Document segment →
┌──

Japanese dancer and actress

Tokuko Takagi (高木 徳子, Takagi Tokuko), also billed as Taku Takagi, was a Japanese dancer and actress in early silent films. She was the first female Japanese performer to appear in a film professionally, appearing in four shorts for the American-based Thanhouser Company between the years 1911 and 1914. After returning to Japan, she was Japan's first dancer to dance in toe shoes.

== Biography ==
Tokuko Takagi was born in Misakichō in 1891, the daughter of a banker. In 1906, she married Chimpei Takagi, 24, when she was 15. They both moved to America, where she sang at the Manhattan Opera House in 1910.

She acted in four silent films for the Thanhouser Company: The East and the West (1911), Miss Taku of Tokyo (1912), For the Mikado (1912), and The Birth of the Lotus Blossom (1912). "Acting in motion pictures is such a fun, but it isn't as easy as it looks," she told a reporter in 1912. "They want me to play just like a Japanese girl the American imagines."

└──

Exercise directions →
Return the passage of the Tokuko Takagi text from "Tokuko Takagi (高木" to "in toe shoes.", word for word.

Records supplied →
┌──

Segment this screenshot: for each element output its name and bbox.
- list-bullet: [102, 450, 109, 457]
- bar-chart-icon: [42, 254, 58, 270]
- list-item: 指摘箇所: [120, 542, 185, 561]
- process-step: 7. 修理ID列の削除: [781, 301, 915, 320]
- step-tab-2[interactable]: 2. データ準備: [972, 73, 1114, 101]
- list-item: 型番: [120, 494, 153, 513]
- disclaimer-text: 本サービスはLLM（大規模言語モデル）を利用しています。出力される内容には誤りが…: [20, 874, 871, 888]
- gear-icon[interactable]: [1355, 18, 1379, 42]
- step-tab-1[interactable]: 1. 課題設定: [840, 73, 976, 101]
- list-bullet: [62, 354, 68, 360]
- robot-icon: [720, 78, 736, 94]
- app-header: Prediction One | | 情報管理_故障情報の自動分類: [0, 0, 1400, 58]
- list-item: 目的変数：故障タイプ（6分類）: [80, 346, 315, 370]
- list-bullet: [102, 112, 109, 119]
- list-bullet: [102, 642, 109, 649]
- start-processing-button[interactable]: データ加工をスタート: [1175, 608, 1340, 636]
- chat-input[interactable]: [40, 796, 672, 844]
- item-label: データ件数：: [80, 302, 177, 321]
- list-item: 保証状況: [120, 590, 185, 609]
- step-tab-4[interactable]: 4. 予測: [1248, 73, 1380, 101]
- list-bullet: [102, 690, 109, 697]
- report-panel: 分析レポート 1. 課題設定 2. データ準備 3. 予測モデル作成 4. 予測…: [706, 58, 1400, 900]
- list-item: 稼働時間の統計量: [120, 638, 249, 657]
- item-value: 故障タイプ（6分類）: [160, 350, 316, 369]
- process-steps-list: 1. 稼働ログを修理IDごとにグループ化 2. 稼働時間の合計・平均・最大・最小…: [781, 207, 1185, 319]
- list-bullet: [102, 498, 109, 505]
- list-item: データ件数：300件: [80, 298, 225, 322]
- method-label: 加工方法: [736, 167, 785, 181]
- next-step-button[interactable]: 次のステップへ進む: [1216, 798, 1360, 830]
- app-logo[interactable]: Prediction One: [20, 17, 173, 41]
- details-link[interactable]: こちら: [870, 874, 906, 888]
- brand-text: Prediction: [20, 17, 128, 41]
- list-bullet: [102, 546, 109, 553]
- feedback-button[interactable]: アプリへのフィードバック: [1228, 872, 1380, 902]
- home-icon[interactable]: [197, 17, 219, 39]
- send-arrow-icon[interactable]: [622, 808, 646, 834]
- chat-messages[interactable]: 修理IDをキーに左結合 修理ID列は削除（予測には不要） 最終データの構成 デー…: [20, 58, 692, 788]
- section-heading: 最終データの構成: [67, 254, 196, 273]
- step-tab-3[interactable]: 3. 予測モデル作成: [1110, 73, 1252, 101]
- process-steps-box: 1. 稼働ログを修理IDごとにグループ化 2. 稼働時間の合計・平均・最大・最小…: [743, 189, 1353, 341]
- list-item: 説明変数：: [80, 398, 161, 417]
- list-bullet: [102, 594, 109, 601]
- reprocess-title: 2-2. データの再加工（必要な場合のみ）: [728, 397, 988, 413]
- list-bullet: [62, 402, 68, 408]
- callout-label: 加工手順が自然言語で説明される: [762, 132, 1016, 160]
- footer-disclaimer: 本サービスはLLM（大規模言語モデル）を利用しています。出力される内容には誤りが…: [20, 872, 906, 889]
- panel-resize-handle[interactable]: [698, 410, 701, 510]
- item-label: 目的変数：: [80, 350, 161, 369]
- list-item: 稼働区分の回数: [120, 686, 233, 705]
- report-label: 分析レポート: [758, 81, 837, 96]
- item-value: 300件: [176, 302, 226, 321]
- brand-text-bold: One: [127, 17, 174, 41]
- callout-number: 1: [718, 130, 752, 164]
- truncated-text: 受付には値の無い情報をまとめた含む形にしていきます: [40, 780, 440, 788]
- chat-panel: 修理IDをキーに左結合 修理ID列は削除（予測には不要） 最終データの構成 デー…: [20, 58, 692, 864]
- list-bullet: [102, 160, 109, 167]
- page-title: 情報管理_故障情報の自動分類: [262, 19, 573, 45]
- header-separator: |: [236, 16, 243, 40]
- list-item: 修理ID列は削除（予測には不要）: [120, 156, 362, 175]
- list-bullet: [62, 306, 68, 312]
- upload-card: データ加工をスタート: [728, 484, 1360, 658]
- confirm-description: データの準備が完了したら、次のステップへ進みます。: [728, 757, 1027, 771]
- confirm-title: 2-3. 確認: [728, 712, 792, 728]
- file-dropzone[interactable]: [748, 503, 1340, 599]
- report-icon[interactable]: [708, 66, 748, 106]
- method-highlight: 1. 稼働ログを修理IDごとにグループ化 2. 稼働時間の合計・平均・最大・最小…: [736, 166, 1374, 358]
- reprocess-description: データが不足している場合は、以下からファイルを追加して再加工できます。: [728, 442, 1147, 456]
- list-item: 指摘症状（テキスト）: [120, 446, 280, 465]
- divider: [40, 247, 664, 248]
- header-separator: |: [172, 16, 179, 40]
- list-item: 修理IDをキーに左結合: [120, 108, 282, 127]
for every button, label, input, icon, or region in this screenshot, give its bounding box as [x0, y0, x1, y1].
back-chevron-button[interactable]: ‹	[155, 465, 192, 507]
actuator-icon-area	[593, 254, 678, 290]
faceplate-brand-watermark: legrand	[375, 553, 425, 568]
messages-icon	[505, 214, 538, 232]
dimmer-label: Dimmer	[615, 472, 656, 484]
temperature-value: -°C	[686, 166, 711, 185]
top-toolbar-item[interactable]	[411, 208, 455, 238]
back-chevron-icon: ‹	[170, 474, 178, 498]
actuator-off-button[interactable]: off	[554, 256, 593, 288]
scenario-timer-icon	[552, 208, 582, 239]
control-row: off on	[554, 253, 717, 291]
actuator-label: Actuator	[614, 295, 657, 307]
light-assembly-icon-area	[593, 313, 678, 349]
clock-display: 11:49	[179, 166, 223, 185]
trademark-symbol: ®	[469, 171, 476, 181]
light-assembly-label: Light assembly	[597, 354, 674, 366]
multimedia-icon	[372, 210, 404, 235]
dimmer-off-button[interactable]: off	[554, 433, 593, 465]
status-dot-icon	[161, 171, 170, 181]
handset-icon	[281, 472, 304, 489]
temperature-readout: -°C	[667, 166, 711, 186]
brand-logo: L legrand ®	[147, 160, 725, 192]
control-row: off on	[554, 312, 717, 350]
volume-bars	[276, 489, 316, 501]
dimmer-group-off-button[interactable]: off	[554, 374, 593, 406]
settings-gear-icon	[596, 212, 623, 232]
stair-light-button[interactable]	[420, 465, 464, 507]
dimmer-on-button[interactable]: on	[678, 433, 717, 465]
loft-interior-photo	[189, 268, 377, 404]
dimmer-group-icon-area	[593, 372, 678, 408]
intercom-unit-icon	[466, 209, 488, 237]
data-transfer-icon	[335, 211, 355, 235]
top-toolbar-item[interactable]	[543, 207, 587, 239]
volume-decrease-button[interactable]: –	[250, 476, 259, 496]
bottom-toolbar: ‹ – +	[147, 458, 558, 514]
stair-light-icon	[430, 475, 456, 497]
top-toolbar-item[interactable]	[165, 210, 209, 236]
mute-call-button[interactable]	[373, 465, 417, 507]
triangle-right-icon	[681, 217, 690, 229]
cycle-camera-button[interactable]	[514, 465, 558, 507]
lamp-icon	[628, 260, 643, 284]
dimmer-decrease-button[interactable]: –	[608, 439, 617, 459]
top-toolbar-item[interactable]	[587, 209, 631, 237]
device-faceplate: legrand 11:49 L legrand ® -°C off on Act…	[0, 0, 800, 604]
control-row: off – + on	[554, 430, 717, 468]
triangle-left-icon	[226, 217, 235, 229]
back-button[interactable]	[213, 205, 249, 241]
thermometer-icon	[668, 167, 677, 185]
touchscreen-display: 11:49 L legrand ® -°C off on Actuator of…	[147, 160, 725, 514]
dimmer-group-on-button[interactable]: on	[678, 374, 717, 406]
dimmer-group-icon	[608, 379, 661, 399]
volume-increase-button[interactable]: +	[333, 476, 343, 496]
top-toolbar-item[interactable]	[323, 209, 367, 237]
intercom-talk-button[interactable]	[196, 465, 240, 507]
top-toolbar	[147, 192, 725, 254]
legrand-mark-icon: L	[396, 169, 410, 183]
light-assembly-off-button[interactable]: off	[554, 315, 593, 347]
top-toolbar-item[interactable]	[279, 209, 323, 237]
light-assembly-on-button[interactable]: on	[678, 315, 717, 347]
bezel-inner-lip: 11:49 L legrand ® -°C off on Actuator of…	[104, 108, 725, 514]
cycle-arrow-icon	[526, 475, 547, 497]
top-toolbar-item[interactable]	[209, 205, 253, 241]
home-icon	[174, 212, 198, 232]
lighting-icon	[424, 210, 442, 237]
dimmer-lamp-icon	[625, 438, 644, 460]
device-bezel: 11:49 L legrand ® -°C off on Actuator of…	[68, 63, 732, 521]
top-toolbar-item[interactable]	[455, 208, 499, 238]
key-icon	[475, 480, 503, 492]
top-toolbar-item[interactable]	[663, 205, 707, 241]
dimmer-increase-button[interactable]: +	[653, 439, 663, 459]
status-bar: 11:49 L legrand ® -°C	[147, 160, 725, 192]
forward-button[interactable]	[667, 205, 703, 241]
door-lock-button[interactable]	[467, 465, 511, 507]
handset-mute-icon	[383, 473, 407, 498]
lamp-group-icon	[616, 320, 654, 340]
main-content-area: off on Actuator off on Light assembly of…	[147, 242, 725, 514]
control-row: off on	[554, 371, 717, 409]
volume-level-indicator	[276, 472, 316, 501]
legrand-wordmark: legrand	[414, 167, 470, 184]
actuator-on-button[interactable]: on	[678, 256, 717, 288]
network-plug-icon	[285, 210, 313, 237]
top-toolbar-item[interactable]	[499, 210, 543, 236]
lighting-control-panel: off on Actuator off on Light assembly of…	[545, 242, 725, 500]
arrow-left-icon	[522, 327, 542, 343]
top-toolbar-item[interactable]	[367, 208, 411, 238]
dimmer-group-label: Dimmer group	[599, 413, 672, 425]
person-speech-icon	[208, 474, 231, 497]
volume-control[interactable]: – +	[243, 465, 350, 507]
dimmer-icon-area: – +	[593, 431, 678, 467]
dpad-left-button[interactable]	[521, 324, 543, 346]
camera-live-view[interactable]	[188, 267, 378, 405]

└──

Output for this task →
Tokuko Takagi (高木 徳子, Takagi Tokuko), also billed as Taku Takagi, was a Japanese dancer and actress in early silent films. She was the first female Japanese performer to appear in a film professionally, appearing in four shorts for the American-based Thanhouser Company between the years 1911 and 1914. After returning to Japan, she was Japan's first dancer to dance in toe shoes.